Stored data

[Start]

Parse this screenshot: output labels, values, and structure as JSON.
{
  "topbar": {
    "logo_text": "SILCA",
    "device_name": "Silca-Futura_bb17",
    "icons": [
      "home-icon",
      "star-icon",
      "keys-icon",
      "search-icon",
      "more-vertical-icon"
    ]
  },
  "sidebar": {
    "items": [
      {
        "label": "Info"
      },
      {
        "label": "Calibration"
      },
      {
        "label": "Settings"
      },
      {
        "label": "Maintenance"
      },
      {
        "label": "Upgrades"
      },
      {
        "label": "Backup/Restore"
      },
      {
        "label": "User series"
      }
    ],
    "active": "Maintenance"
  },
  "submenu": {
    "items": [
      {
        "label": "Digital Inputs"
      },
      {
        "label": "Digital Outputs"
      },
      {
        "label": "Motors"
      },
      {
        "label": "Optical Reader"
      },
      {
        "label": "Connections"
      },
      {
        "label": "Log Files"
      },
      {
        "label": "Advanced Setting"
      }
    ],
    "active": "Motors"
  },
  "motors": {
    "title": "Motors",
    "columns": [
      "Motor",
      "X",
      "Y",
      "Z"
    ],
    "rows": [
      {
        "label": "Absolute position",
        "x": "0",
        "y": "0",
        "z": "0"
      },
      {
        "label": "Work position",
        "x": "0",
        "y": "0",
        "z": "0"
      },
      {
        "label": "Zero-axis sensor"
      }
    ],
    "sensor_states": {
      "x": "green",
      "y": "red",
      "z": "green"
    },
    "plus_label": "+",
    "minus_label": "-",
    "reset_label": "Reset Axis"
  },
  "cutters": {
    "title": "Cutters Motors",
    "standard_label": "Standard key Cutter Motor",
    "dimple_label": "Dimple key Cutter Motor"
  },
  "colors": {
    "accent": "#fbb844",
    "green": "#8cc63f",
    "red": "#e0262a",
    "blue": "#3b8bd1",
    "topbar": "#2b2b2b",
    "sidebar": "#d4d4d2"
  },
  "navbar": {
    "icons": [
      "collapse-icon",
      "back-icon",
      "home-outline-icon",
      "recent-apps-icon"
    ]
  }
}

[End]
[Start]

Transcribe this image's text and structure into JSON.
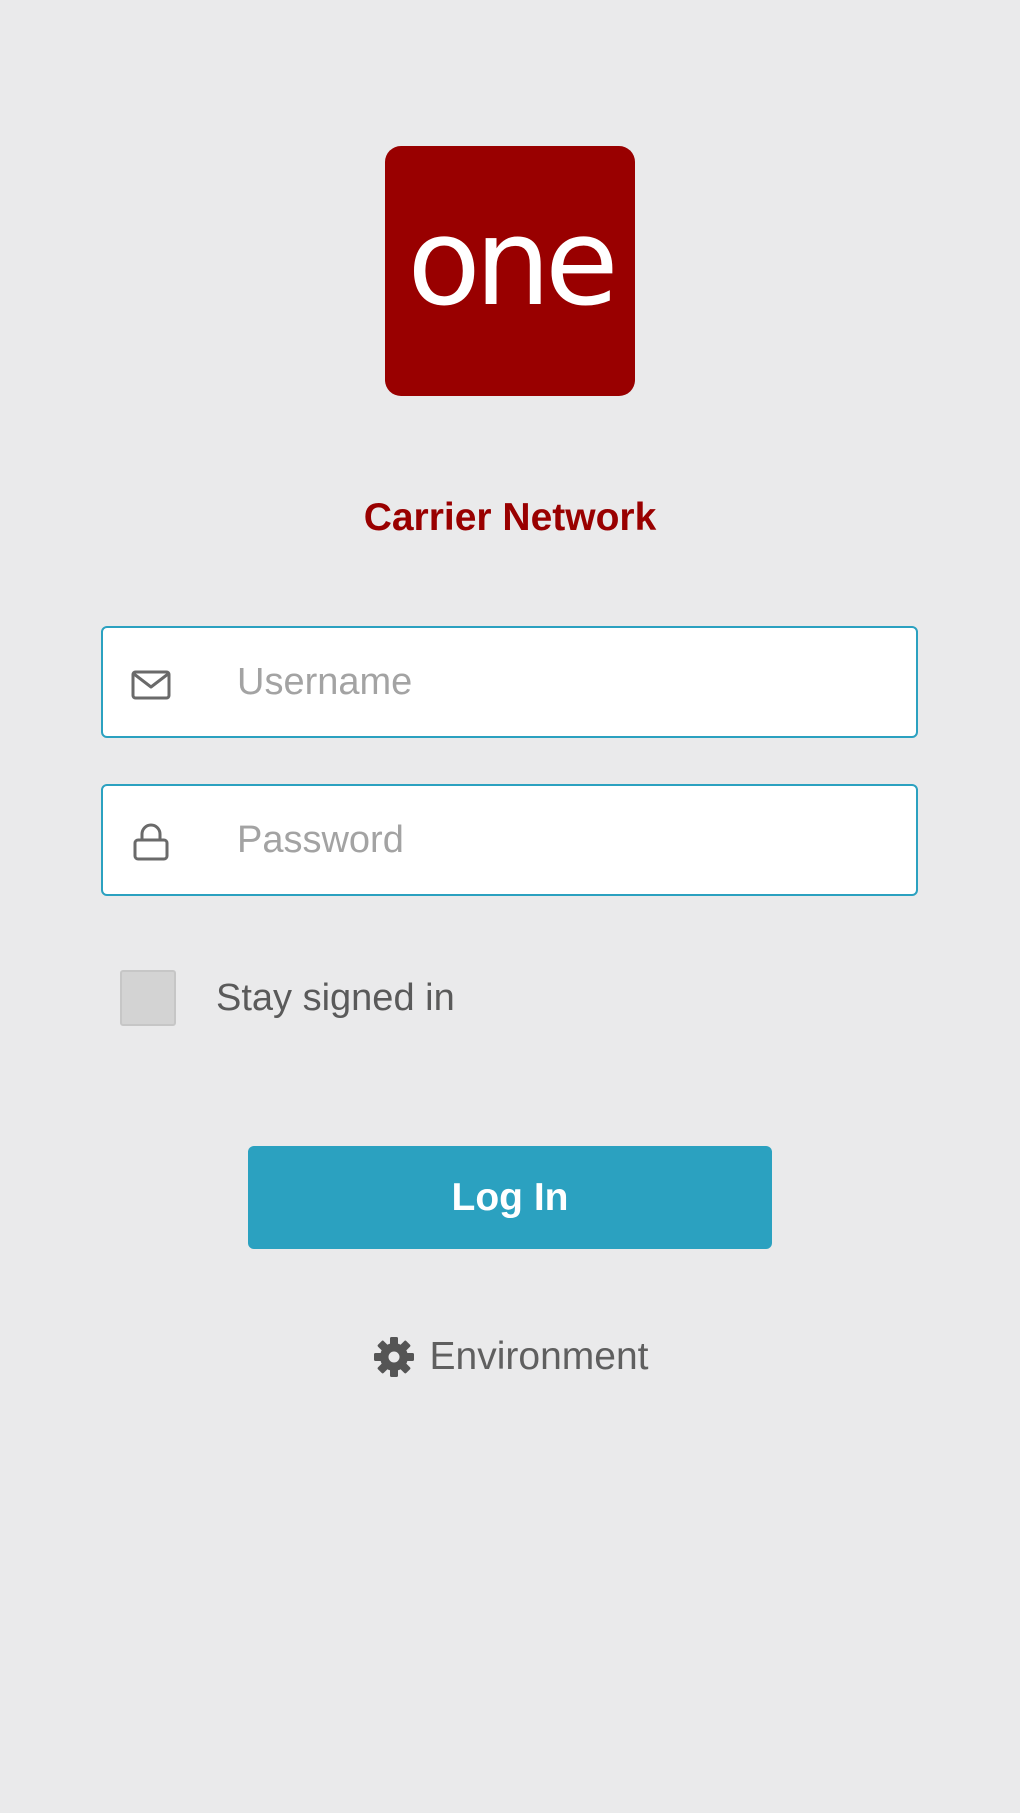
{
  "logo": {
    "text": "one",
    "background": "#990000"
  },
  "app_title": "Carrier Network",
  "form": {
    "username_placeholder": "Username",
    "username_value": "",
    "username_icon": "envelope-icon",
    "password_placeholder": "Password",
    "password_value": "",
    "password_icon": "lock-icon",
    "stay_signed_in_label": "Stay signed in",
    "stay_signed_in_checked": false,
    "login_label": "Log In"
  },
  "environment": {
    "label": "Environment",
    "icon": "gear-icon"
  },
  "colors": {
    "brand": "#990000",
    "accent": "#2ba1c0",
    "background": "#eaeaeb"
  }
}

[End]

▶ **Task directions**
Make a copy of each line that contains the string "background".

▶ **Solution**
    "background": "#990000"
    "background": "#eaeaeb"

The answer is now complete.